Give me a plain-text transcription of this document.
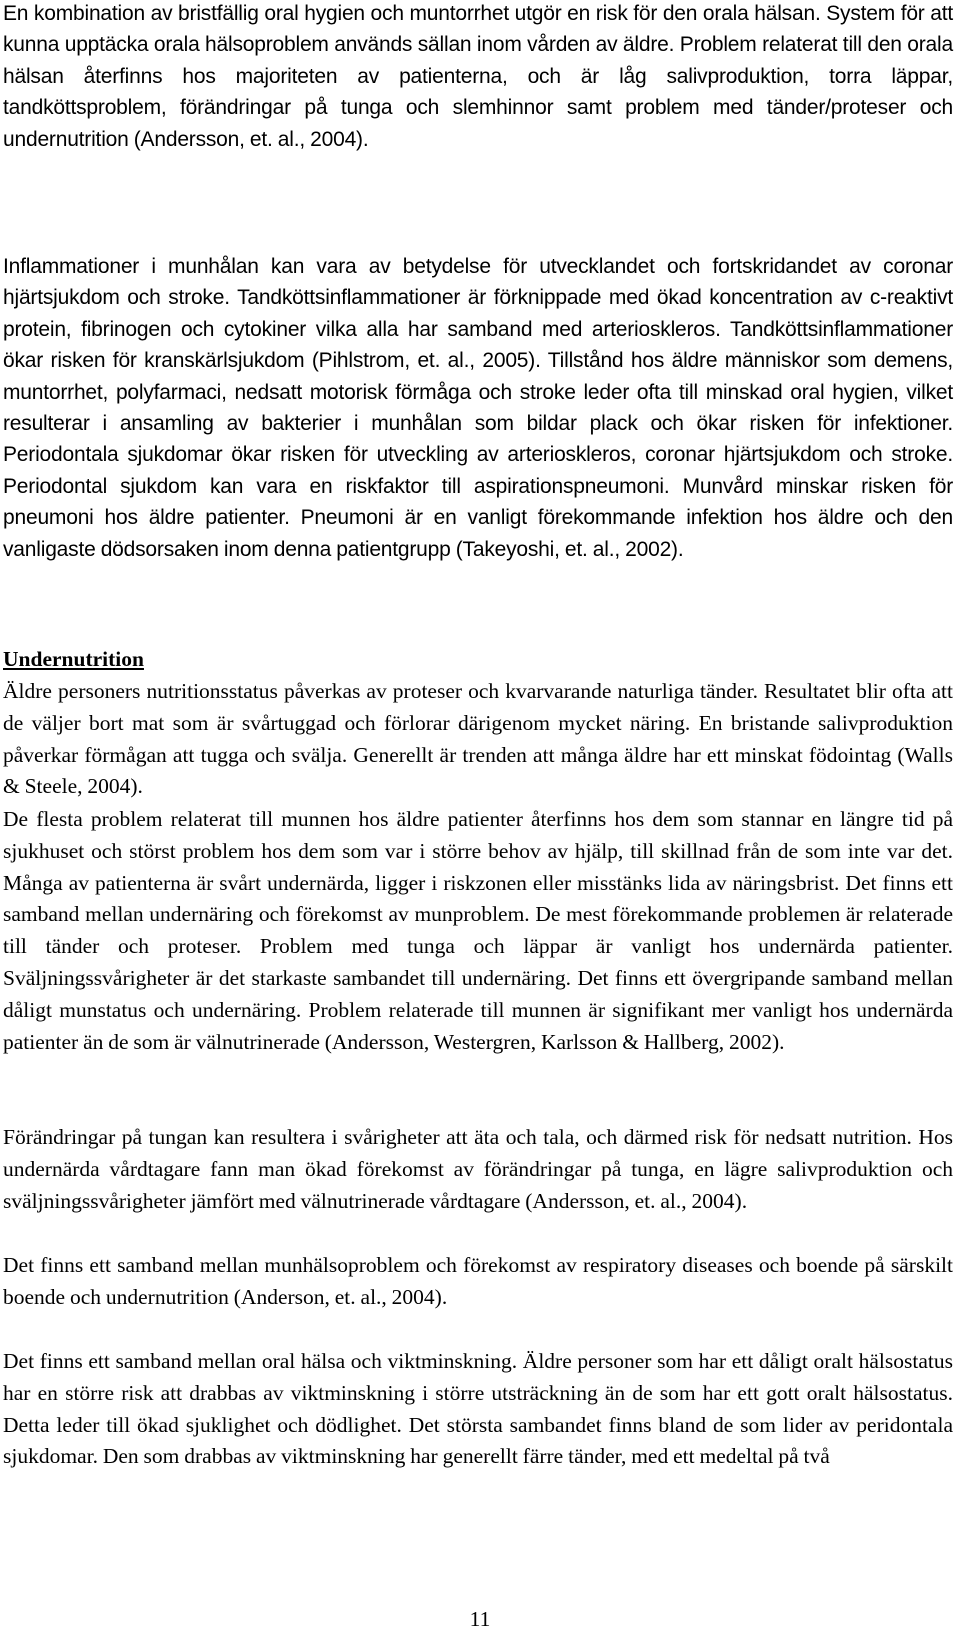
En kombination av bristfällig oral hygien och muntorrhet utgör en risk för den orala hälsan. System för att kunna upptäcka orala hälsoproblem används sällan inom vården av äldre. Problem relaterat till den orala hälsan återfinns hos majoriteten av patienterna, och är låg salivproduktion, torra läppar, tandköttsproblem, förändringar på tunga och slemhinnor samt problem med tänder/proteser och undernutrition (Andersson, et. al., 2004).

Inflammationer i munhålan kan vara av betydelse för utvecklandet och fortskridandet av coronar hjärtsjukdom och stroke. Tandköttsinflammationer är förknippade med ökad koncentration av c-reaktivt protein, fibrinogen och cytokiner vilka alla har samband med arterioskleros. Tandköttsinflammationer ökar risken för kranskärlsjukdom (Pihlstrom, et. al., 2005). Tillstånd hos äldre människor som demens, muntorrhet, polyfarmaci, nedsatt motorisk förmåga och stroke leder ofta till minskad oral hygien, vilket resulterar i ansamling av bakterier i munhålan som bildar plack och ökar risken för infektioner. Periodontala sjukdomar ökar risken för utveckling av arterioskleros, coronar hjärtsjukdom och stroke. Periodontal sjukdom kan vara en riskfaktor till aspirationspneumoni. Munvård minskar risken för pneumoni hos äldre patienter. Pneumoni är en vanligt förekommande infektion hos äldre och den vanligaste dödsorsaken inom denna patientgrupp (Takeyoshi, et. al., 2002).

Undernutrition

Äldre personers nutritionsstatus påverkas av proteser och kvarvarande naturliga tänder. Resultatet blir ofta att de väljer bort mat som är svårtuggad och förlorar därigenom mycket näring. En bristande salivproduktion påverkar förmågan att tugga och svälja. Generellt är trenden att många äldre har ett minskat födointag (Walls & Steele, 2004).

De flesta problem relaterat till munnen hos äldre patienter återfinns hos dem som stannar en längre tid på sjukhuset och störst problem hos dem som var i större behov av hjälp, till skillnad från de som inte var det. Många av patienterna är svårt undernärda, ligger i riskzonen eller misstänks lida av näringsbrist. Det finns ett samband mellan undernäring och förekomst av munproblem. De mest förekommande problemen är relaterade till tänder och proteser. Problem med tunga och läppar är vanligt hos undernärda patienter. Sväljningssvårigheter är det starkaste sambandet till undernäring. Det finns ett övergripande samband mellan dåligt munstatus och undernäring. Problem relaterade till munnen är signifikant mer vanligt hos undernärda patienter än de som är välnutrinerade (Andersson, Westergren, Karlsson & Hallberg, 2002).

Förändringar på tungan kan resultera i svårigheter att äta och tala, och därmed risk för nedsatt nutrition. Hos undernärda vårdtagare fann man ökad förekomst av förändringar på tunga, en lägre salivproduktion och sväljningssvårigheter jämfört med välnutrinerade vårdtagare (Andersson, et. al., 2004).

Det finns ett samband mellan munhälsoproblem och förekomst av respiratory diseases och boende på särskilt boende och undernutrition (Anderson, et. al., 2004).

Det finns ett samband mellan oral hälsa och viktminskning. Äldre personer som har ett dåligt oralt hälsostatus har en större risk att drabbas av viktminskning i större utsträckning än de som har ett gott oralt hälsostatus. Detta leder till ökad sjuklighet och dödlighet. Det största sambandet finns bland de som lider av peridontala sjukdomar. Den som drabbas av viktminskning har generellt färre tänder, med ett medeltal på två

11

### Task goal
Which of the lines above hold the word "förändringar"? Copy each one.

### Solution
En kombination av bristfällig oral hygien och muntorrhet utgör en risk för den orala hälsan. System för att kunna upptäcka orala hälsoproblem används sällan inom vården av äldre. Problem relaterat till den orala hälsan återfinns hos majoriteten av patienterna, och är låg salivproduktion, torra läppar, tandköttsproblem, förändringar på tunga och slemhinnor samt problem med tänder/proteser och undernutrition (Andersson, et. al., 2004).
Förändringar på tungan kan resultera i svårigheter att äta och tala, och därmed risk för nedsatt nutrition. Hos undernärda vårdtagare fann man ökad förekomst av förändringar på tunga, en lägre salivproduktion och sväljningssvårigheter jämfört med välnutrinerade vårdtagare (Andersson, et. al., 2004).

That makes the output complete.